[Task details]
The line containing "Read this page and output its text content." marks where to begin; quote it and every line after it through the end of the data, exactly as written.

——

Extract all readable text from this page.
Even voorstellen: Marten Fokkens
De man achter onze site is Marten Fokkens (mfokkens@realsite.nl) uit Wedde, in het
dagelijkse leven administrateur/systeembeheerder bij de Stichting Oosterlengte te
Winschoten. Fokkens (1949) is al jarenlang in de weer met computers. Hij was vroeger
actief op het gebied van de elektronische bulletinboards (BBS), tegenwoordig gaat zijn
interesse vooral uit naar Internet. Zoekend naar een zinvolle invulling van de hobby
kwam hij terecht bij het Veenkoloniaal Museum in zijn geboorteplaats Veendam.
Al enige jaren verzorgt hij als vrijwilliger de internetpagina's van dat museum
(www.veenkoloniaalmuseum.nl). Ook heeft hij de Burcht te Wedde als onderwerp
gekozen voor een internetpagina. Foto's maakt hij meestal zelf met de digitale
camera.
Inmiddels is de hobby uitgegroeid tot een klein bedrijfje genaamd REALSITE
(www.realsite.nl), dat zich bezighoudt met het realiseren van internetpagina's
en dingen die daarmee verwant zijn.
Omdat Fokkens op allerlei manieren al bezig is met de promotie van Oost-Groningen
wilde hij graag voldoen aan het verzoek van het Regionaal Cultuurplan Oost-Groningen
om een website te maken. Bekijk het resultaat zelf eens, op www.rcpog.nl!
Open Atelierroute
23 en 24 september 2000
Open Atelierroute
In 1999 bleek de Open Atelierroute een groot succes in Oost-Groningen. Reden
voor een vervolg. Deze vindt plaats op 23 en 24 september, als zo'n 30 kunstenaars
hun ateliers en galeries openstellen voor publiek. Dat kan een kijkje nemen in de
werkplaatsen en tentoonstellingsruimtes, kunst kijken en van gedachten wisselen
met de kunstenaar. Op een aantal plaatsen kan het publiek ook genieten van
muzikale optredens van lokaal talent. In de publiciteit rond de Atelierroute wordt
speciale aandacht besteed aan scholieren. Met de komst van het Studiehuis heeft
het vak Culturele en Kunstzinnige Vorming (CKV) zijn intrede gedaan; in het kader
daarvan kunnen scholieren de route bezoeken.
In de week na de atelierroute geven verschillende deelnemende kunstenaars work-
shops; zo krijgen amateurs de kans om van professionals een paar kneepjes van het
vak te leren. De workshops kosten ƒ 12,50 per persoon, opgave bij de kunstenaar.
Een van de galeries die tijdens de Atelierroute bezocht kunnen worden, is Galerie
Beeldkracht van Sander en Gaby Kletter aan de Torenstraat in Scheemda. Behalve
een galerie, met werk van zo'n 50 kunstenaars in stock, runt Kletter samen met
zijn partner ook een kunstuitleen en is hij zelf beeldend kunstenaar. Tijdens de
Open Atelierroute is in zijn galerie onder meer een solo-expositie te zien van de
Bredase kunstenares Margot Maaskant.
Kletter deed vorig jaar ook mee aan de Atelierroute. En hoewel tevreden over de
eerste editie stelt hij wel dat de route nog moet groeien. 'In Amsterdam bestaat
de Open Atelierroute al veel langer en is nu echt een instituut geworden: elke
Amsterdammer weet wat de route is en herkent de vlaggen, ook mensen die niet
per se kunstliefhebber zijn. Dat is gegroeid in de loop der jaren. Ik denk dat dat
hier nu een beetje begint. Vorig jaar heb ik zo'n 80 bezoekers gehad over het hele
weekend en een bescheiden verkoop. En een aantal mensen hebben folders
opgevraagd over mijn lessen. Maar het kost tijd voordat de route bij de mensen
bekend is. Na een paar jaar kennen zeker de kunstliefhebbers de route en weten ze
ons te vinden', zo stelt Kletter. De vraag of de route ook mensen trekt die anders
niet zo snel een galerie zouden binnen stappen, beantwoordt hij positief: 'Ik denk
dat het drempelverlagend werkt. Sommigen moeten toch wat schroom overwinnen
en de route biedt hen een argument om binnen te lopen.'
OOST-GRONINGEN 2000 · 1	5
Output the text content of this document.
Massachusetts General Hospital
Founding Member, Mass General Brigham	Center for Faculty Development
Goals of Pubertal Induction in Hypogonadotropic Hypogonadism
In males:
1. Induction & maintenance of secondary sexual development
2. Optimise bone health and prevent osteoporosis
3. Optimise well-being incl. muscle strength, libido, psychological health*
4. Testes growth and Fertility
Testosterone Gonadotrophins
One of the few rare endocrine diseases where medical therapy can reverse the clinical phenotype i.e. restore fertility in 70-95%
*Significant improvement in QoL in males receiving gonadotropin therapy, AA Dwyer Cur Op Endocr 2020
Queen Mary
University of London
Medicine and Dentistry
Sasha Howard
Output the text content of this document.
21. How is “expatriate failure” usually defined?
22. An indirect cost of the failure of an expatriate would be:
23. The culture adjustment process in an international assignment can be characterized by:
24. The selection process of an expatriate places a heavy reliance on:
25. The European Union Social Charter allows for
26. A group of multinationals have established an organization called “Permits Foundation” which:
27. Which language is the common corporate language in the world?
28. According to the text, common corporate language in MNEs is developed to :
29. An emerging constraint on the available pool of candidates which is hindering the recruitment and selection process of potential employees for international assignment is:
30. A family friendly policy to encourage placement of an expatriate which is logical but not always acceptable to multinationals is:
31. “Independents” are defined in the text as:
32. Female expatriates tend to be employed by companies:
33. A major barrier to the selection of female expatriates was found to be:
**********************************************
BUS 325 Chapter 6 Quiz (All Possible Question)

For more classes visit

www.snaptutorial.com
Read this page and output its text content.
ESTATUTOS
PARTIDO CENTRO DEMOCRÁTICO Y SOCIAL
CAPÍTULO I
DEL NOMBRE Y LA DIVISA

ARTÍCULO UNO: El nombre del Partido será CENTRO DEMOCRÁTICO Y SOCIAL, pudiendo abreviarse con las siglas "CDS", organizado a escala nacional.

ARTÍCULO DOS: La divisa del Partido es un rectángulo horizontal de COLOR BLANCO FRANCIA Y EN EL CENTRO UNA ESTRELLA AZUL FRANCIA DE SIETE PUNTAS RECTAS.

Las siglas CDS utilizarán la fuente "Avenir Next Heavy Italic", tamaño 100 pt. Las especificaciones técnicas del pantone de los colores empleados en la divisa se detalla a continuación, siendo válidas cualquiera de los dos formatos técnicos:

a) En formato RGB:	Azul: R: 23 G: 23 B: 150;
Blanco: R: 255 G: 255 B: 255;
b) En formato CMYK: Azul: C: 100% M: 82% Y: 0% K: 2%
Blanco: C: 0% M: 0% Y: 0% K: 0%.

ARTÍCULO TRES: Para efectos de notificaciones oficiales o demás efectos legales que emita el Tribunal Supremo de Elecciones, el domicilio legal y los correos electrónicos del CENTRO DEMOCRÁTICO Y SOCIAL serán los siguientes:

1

——

[Complete response]
Read this page and output its text content.
ESTATUTOS
PARTIDO CENTRO DEMOCRÁTICO Y SOCIAL
CAPÍTULO I
DEL NOMBRE Y LA DIVISA

ARTÍCULO UNO: El nombre del Partido será CENTRO DEMOCRÁTICO Y SOCIAL, pudiendo abreviarse con las siglas "CDS", organizado a escala nacional.

ARTÍCULO DOS: La divisa del Partido es un rectángulo horizontal de COLOR BLANCO FRANCIA Y EN EL CENTRO UNA ESTRELLA AZUL FRANCIA DE SIETE PUNTAS RECTAS.

Las siglas CDS utilizarán la fuente "Avenir Next Heavy Italic", tamaño 100 pt. Las especificaciones técnicas del pantone de los colores empleados en la divisa se detalla a continuación, siendo válidas cualquiera de los dos formatos técnicos:

a) En formato RGB:	Azul: R: 23 G: 23 B: 150;
Blanco: R: 255 G: 255 B: 255;
b) En formato CMYK: Azul: C: 100% M: 82% Y: 0% K: 2%
Blanco: C: 0% M: 0% Y: 0% K: 0%.

ARTÍCULO TRES: Para efectos de notificaciones oficiales o demás efectos legales que emita el Tribunal Supremo de Elecciones, el domicilio legal y los correos electrónicos del CENTRO DEMOCRÁTICO Y SOCIAL serán los siguientes:

1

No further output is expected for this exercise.